§ PASAJE PROPORCIONADO:
Los afortunados gustadores de La vida es sueño (1635) recordarán que, al empezar la obra, Rosaura, vestida de varón, ha sido despedida del caballo. Entonces, a partir del Hipogrifo violento inicial, le dirige al animal una serie de recriminaciones en heptasílabos y endecasílabos rimados:
Hipogrifo violento,
que corriste parejas con el viento,
¿dónde, rayo sin llama,
pájaro sin matiz, pez sin escama
y bruto sin instinto
natural, al confuso laberinto
de estas desnudas peñas
te desbocas, arrastras y despeñas?
Nicolás Fernández de Moratín (1737-1780) creyó oportuno burlarse del discurso de Rosaura: “Yo quisiera saber si una mujer que cae despeñada por un monte con su caballo, en vez de quejarse donde le duele y pedir favor, le dice todas aquellas impropias pedanterías, que las entiende el auditorio como el caballo: si algún apasionado de Calderón se apea por las orejas, llame al suyo hipogrifo violento, y verá cómo se alivia”.
Moratín era hombre del razonable e insípido siglo XVIII español, y toda desmesura le parecería pecaminosa.
Yo lo pienso de otra manera.

§ DATOS PROPORCIONADOS:
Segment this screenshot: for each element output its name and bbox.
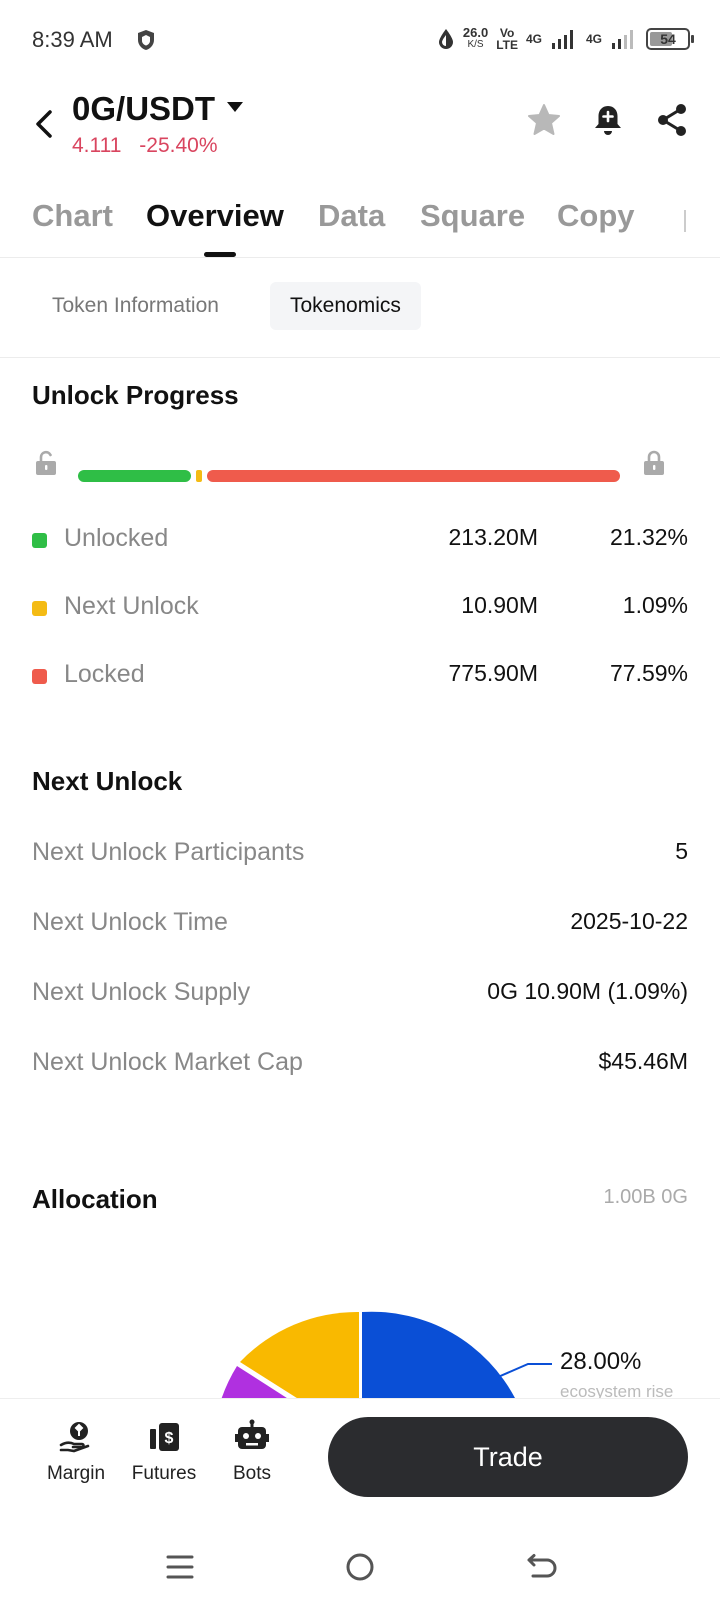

§ LO QUE SE PIDE:
Enumera todas las expresiones construidas con un sustantivo seguido de «sin» que Rosaura emplea para nombrar al caballo en los versos citados del pasaje sobre La vida es sueño. El listado es un material aparte, independiente del pasaje.

§ RESPUESTA CORRESPONDIENTE:
- rayo sin llama
- pájaro sin matiz
- pez sin escama
- bruto sin instinto natural